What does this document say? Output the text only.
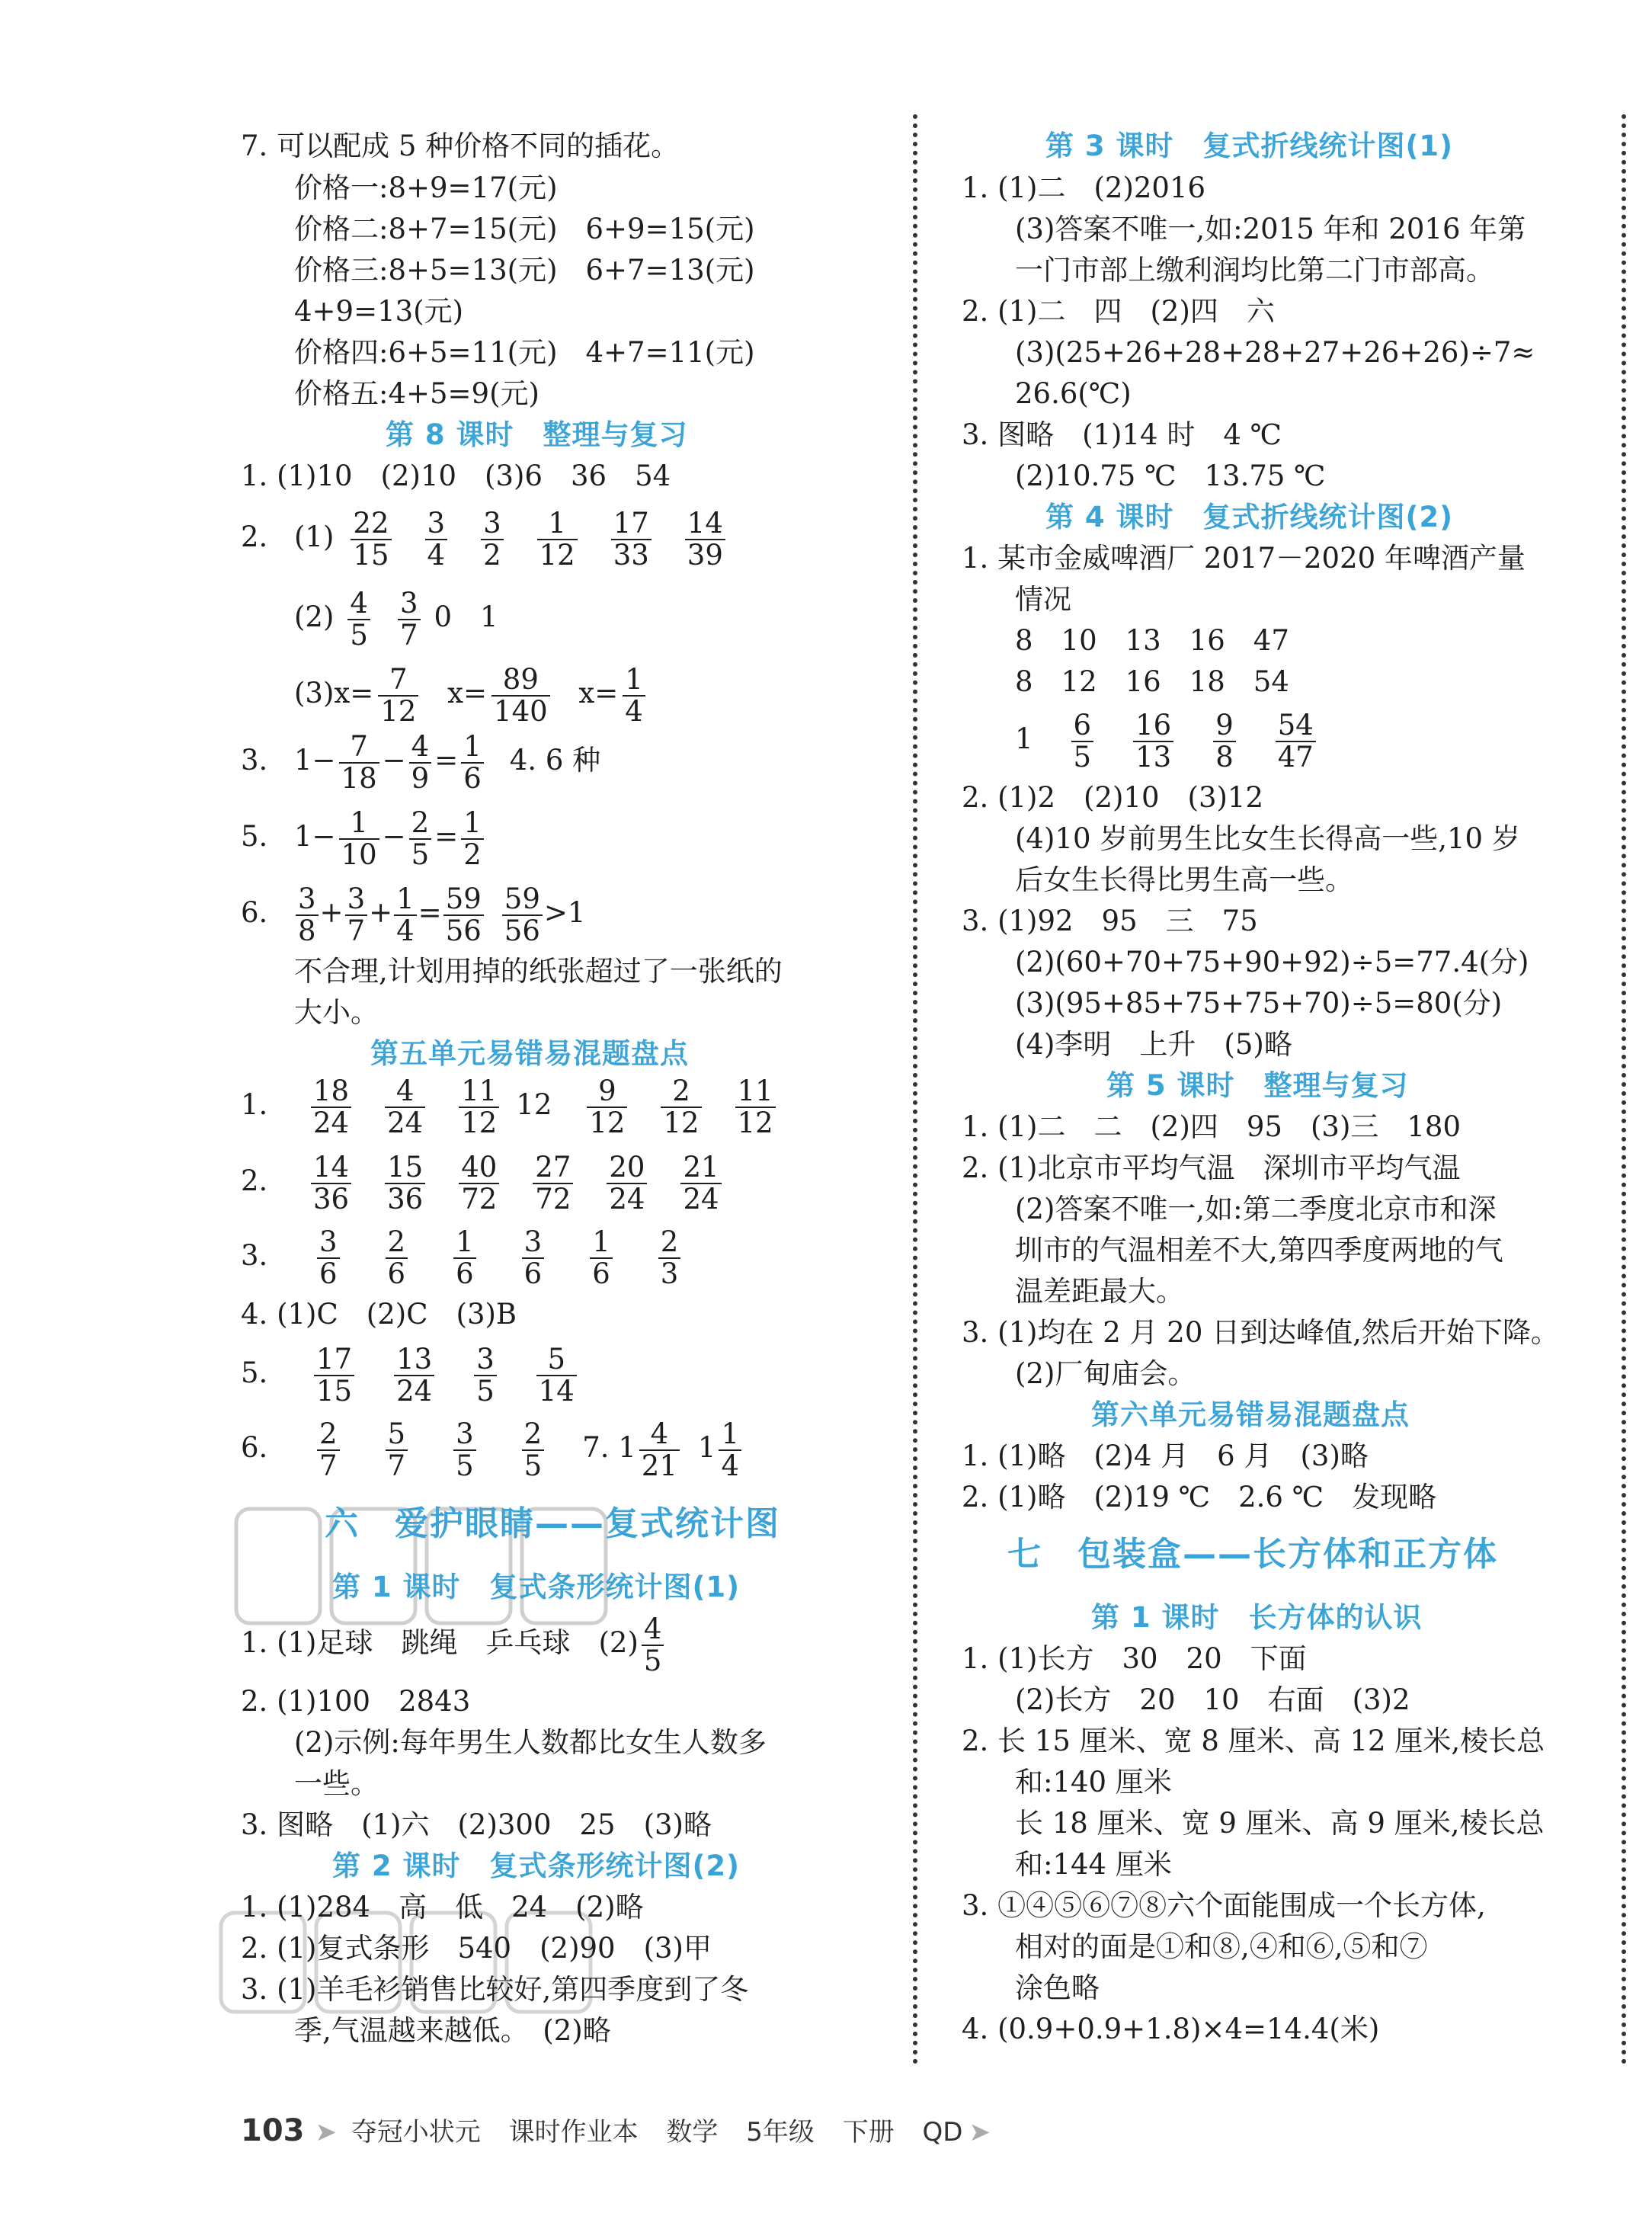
7. 可以配成 5 种价格不同的插花。
价格一:8+9=17(元)
价格二:8+7=15(元)　6+9=15(元)
价格三:8+5=13(元)　6+7=13(元)
4+9=13(元)
价格四:6+5=11(元)　4+7=11(元)
价格五:4+5=9(元)
第 8 课时　整理与复习
1. (1)10　(2)10　(3)6　36　54
2. $(1) \frac{22}{15} \frac{3}{4} \frac{3}{2} \frac{1}{12} \frac{17}{33} \frac{14}{39}$
$(2) \frac{4}{5} \frac{3}{7} 0$　1
$(3)x= \frac{7}{12} x= \frac{89}{140} x= \frac{1}{4}$
3. $1- \frac{7}{18} - \frac{4}{9} = \frac{1}{6} 4$. 6 种
5. $1- \frac{1}{10} - \frac{2}{5} = \frac{1}{2}$
6. $\frac{3}{8} + \frac{3}{7} + \frac{1}{4} = \frac{59}{56} \frac{59}{56} >1$
不合理,计划用掉的纸张超过了一张纸的
大小。
第五单元易错易混题盘点
1. $\frac{18}{24} \frac{4}{24} \frac{11}{12} 12 \frac{9}{12} \frac{2}{12} \frac{11}{12}$
2. $\frac{14}{36} \frac{15}{36} \frac{40}{72} \frac{27}{72} \frac{20}{24} \frac{21}{24}$
3. $\frac{3}{6} \frac{2}{6} \frac{1}{6} \frac{3}{6} \frac{1}{6} \frac{2}{3}$
4. (1)C　(2)C　(3)B
5. $\frac{17}{15} \frac{13}{24} \frac{3}{5} \frac{5}{14}$
6. $\frac{2}{7} \frac{5}{7} \frac{3}{5} \frac{2}{5} 7$. $1 \frac{4}{21} 1 \frac{1}{4}$
六　爱护眼睛——复式统计图
第 1 课时　复式条形统计图(1)
1. (1)足球　跳绳　乒乓球　$(2) \frac{4}{5}$
2. (1)100　2843
(2)示例:每年男生人数都比女生人数多
一些。
3. 图略　(1)六　(2)300　25　(3)略
第 2 课时　复式条形统计图(2)
1. (1)284　高　低　24　(2)略
2. (1)复式条形　540　(2)90　(3)甲
3. (1)羊毛衫销售比较好,第四季度到了冬
季,气温越来越低。　(2)略
第 3 课时　复式折线统计图(1)
1. (1)二　(2)2016
(3)答案不唯一,如:2015 年和 2016 年第
一门市部上缴利润均比第二门市部高。
2. (1)二　四　(2)四　六
(3)(25+26+28+28+27+26+26)÷7≈
26.6(℃)
3. 图略　(1)14 时　4 ℃
(2)10.75 ℃　13.75 ℃
第 4 课时　复式折线统计图(2)
1. 某市金威啤酒厂 2017－2020 年啤酒产量
情况
8　10　13　16　47
8　12　16　18　54
$1 \frac{6}{5} \frac{16}{13} \frac{9}{8} \frac{54}{47}$
2. (1)2　(2)10　(3)12
(4)10 岁前男生比女生长得高一些,10 岁
后女生长得比男生高一些。
3. (1)92　95　三　75
(2)(60+70+75+90+92)÷5=77.4(分)
(3)(95+85+75+75+70)÷5=80(分)
(4)李明　上升　(5)略
第 5 课时　整理与复习
1. (1)二　二　(2)四　95　(3)三　180
2. (1)北京市平均气温　深圳市平均气温
(2)答案不唯一,如:第二季度北京市和深
圳市的气温相差不大,第四季度两地的气
温差距最大。
3. (1)均在 2 月 20 日到达峰值,然后开始下降。
(2)厂甸庙会。
第六单元易错易混题盘点
1. (1)略　(2)4 月　6 月　(3)略
2. (1)略　(2)19 ℃　2.6 ℃　发现略
七　包装盒——长方体和正方体
第 1 课时　长方体的认识
1. (1)长方　30　20　下面
(2)长方　20　10　右面　(3)2
2. 长 15 厘米、宽 8 厘米、高 12 厘米,棱长总
和:140 厘米
长 18 厘米、宽 9 厘米、高 9 厘米,棱长总
和:144 厘米
3. ①④⑤⑥⑦⑧六个面能围成一个长方体,
相对的面是①和⑧,④和⑥,⑤和⑦
涂色略
4. (0.9+0.9+1.8)×4=14.4(米)
103 ➤ 夺冠小状元 课时作业本 数学 5年级 下册 QD ➤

----------------

■ What is being asked
Among the lines of the material, find those that hold the word "答案不唯一" and copy them.

■ Completed task
(3)答案不唯一,如:2015 年和 2016 年第
(2)答案不唯一,如:第二季度北京市和深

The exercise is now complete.